= Exercise task =
Go through the data below. List every line that holds the word "bottom".

Begin Provided records

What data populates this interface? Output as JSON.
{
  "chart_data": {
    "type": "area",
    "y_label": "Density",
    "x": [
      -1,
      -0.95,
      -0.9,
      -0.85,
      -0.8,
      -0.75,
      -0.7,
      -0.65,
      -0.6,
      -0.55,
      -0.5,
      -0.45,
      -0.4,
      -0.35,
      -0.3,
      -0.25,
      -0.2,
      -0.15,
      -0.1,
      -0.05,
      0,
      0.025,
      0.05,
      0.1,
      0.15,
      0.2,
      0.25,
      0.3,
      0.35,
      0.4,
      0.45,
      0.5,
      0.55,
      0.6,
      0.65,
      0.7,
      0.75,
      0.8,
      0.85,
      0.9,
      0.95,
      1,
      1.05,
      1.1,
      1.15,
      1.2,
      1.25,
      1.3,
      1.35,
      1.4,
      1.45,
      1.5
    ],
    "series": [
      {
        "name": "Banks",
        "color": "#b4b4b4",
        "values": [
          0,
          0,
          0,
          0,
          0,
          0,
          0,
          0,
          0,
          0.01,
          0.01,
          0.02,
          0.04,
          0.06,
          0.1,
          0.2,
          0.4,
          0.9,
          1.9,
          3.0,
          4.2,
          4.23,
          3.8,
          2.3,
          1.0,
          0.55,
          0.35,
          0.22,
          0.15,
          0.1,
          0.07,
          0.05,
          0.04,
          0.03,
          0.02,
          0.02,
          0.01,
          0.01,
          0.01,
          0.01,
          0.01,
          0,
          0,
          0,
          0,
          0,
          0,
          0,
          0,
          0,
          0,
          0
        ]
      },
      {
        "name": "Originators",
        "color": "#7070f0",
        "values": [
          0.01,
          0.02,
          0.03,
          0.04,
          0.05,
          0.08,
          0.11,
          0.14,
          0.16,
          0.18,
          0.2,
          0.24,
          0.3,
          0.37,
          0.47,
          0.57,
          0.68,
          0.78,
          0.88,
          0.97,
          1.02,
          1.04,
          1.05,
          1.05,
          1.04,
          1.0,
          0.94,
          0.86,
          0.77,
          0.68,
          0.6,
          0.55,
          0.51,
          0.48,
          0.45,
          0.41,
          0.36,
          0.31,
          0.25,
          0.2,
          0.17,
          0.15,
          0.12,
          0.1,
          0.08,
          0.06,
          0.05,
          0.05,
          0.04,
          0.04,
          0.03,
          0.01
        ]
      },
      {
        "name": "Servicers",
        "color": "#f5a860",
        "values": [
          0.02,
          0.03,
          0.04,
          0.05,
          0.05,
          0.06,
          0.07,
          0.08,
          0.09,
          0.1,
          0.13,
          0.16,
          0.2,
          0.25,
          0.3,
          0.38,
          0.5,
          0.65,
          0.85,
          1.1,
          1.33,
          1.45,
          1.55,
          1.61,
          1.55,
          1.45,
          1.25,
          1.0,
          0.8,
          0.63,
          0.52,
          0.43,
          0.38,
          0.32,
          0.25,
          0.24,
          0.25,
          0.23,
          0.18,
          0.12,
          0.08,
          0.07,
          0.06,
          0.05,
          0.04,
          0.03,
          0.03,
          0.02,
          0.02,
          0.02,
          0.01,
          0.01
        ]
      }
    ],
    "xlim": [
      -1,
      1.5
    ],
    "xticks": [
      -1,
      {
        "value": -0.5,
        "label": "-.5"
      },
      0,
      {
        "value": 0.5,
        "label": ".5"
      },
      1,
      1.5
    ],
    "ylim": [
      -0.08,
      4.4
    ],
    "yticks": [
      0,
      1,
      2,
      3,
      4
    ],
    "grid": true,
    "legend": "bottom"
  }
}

End Provided records
Begin Provided records

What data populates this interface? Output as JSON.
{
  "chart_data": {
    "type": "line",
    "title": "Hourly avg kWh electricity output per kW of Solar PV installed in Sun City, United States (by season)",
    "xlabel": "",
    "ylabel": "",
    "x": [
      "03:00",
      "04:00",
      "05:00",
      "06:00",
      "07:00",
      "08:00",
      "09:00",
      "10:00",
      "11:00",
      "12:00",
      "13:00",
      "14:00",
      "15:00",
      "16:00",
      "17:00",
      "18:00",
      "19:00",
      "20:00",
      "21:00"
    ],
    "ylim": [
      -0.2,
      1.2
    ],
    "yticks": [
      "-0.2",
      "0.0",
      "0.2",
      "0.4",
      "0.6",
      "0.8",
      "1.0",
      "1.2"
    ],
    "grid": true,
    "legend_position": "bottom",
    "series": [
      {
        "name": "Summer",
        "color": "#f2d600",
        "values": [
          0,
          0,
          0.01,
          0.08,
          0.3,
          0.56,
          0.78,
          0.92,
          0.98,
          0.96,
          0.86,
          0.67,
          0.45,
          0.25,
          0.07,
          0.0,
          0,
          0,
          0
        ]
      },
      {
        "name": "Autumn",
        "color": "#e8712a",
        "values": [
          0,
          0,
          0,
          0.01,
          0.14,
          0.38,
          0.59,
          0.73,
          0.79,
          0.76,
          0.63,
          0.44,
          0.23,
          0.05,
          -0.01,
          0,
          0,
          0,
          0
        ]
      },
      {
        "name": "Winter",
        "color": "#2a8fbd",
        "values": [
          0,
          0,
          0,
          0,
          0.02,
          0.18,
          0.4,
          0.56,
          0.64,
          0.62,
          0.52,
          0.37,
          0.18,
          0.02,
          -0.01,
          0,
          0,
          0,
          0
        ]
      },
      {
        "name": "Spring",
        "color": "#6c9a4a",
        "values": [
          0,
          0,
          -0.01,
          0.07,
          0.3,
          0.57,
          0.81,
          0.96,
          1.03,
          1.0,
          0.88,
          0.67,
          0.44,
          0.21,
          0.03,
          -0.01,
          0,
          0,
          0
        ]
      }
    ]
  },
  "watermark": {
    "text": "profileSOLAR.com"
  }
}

End Provided records

= Task output =
    "legend": "bottom"
    "legend_position": "bottom",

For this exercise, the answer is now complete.